Set exercise:
Present each line of the entries below that holds the word "Чернецкий".

^^^^

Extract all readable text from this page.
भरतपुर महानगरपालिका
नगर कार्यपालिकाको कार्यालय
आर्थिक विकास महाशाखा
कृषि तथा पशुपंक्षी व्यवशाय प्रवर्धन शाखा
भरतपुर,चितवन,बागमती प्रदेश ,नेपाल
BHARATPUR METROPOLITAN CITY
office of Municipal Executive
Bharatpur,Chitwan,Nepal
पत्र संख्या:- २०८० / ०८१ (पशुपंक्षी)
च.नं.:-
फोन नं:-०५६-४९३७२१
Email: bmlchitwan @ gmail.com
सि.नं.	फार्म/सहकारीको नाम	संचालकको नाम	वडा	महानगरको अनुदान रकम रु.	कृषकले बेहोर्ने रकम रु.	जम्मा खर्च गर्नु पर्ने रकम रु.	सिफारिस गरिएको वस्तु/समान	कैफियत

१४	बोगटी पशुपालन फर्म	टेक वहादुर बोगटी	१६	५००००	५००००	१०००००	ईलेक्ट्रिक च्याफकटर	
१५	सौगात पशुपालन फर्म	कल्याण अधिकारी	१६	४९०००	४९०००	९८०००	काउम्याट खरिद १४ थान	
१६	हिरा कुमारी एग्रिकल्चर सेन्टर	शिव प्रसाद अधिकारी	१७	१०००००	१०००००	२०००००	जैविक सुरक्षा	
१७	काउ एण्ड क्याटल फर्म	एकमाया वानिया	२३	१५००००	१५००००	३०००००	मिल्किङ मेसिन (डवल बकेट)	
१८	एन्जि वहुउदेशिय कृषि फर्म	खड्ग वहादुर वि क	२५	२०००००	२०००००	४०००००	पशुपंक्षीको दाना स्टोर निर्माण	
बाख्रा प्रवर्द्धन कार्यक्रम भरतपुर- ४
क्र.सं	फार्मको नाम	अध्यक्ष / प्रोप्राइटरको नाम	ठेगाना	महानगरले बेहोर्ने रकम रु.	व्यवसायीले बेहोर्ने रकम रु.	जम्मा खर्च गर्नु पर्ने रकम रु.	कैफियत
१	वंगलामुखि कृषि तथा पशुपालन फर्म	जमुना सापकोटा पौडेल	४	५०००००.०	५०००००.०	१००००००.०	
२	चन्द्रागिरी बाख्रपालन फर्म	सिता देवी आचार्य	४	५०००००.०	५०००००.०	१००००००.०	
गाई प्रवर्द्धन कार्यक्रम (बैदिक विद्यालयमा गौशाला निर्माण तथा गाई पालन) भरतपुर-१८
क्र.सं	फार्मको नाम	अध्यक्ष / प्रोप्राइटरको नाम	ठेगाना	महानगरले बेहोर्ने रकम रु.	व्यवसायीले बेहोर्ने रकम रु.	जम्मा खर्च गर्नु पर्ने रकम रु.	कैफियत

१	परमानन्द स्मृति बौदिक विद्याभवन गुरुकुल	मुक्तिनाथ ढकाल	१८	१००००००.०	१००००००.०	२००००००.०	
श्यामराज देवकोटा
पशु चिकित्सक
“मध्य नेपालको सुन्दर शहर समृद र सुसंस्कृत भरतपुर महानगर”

^^^^

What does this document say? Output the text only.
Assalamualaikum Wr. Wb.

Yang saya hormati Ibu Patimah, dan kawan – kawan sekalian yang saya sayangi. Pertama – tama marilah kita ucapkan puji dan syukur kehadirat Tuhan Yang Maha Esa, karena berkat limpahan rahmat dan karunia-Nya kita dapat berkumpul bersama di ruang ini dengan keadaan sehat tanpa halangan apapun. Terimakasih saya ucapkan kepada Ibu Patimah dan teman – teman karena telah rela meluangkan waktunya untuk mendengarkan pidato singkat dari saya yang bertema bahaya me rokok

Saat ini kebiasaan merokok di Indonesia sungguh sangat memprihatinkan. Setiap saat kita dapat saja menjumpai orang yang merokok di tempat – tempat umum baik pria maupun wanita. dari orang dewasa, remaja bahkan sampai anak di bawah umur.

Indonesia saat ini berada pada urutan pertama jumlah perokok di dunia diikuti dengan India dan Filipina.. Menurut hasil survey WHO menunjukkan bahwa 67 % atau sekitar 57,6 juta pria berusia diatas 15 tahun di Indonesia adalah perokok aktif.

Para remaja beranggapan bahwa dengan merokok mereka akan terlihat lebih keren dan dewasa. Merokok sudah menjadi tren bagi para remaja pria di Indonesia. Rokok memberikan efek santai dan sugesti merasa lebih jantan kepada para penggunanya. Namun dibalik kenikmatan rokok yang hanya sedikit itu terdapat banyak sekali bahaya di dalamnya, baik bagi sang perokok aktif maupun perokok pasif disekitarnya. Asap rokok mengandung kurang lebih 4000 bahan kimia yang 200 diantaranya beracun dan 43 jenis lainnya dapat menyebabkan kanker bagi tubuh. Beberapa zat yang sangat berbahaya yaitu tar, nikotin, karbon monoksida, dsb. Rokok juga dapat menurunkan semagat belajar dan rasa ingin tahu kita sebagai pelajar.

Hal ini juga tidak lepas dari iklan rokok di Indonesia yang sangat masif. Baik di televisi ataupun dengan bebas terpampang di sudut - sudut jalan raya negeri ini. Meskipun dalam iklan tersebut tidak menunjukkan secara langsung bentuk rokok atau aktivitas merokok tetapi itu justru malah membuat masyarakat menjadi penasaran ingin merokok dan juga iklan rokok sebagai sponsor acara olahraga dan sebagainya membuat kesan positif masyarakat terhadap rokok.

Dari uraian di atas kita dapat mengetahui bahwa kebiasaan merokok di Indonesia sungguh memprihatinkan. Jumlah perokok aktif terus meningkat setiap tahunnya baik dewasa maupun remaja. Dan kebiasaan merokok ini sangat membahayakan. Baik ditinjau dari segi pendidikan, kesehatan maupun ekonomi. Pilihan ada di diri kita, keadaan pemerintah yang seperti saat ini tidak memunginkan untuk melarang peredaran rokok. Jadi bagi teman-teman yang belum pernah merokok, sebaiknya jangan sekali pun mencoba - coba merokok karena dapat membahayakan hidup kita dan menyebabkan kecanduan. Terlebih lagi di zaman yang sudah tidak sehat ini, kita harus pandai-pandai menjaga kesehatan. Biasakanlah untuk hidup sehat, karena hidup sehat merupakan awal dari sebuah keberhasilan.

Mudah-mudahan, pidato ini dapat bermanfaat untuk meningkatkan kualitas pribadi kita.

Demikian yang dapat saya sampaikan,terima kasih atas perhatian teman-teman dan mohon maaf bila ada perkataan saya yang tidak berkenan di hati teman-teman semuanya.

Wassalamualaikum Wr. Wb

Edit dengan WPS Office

^^^^

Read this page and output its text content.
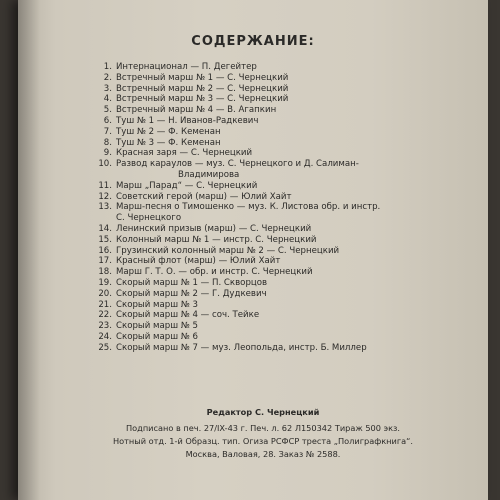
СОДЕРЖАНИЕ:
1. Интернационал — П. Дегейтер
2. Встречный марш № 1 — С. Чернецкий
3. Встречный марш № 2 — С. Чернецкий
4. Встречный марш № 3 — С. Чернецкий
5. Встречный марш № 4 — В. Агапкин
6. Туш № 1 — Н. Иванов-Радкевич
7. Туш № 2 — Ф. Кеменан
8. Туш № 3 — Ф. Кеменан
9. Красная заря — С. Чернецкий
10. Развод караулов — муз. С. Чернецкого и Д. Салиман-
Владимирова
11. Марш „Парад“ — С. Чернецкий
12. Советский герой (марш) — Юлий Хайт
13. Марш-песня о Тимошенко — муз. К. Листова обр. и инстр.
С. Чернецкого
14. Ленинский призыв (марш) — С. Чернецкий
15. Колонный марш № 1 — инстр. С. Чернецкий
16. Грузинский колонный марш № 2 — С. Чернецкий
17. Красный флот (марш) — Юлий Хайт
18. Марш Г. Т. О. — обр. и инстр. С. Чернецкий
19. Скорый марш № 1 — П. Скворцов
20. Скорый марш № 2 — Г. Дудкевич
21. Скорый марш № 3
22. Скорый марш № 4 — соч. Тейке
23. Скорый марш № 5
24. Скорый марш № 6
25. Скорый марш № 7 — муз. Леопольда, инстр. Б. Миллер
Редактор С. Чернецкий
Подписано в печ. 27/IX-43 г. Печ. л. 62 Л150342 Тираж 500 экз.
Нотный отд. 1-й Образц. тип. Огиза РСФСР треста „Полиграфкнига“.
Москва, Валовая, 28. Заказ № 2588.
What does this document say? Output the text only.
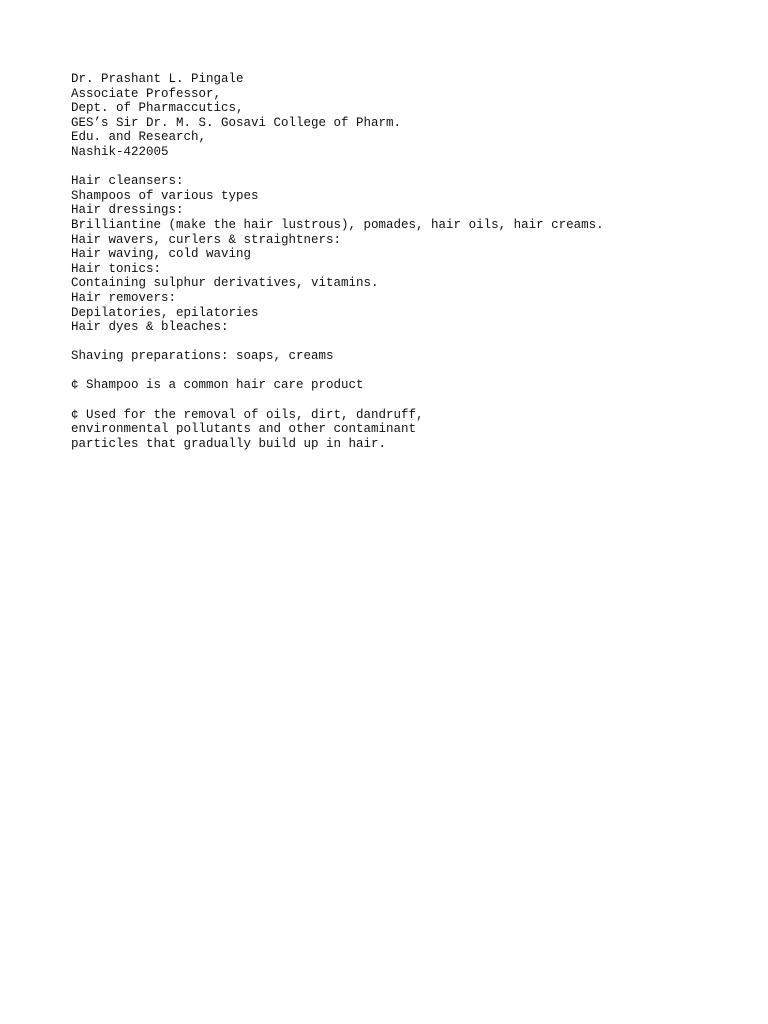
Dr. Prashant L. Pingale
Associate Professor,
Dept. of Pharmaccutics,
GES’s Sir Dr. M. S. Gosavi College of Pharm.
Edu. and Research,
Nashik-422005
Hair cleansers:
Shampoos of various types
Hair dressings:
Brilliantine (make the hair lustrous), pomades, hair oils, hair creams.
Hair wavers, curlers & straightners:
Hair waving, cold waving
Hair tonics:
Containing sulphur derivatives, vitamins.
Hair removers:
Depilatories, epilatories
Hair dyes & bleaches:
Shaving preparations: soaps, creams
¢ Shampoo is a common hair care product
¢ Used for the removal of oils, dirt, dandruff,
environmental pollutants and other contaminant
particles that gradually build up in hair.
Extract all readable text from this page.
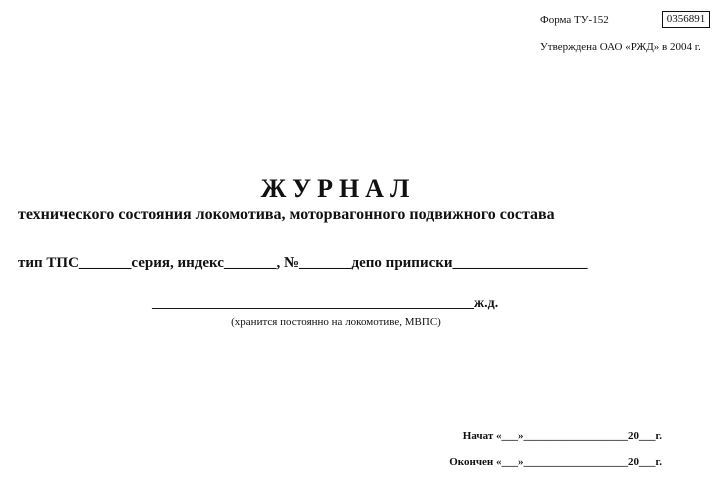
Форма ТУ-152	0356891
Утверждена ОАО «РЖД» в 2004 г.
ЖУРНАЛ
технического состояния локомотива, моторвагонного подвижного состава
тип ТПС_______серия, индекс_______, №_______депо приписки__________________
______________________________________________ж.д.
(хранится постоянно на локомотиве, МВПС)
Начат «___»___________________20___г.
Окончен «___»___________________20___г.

^^^^

Expected answer:
2. Встречный марш № 1 — С. Чернецкий
3. Встречный марш № 2 — С. Чернецкий
4. Встречный марш № 3 — С. Чернецкий
9. Красная заря — С. Чернецкий
11. Марш „Парад“ — С. Чернецкий
14. Ленинский призыв (марш) — С. Чернецкий
15. Колонный марш № 1 — инстр. С. Чернецкий
16. Грузинский колонный марш № 2 — С. Чернецкий
18. Марш Г. Т. О. — обр. и инстр. С. Чернецкий
Редактор С. Чернецкий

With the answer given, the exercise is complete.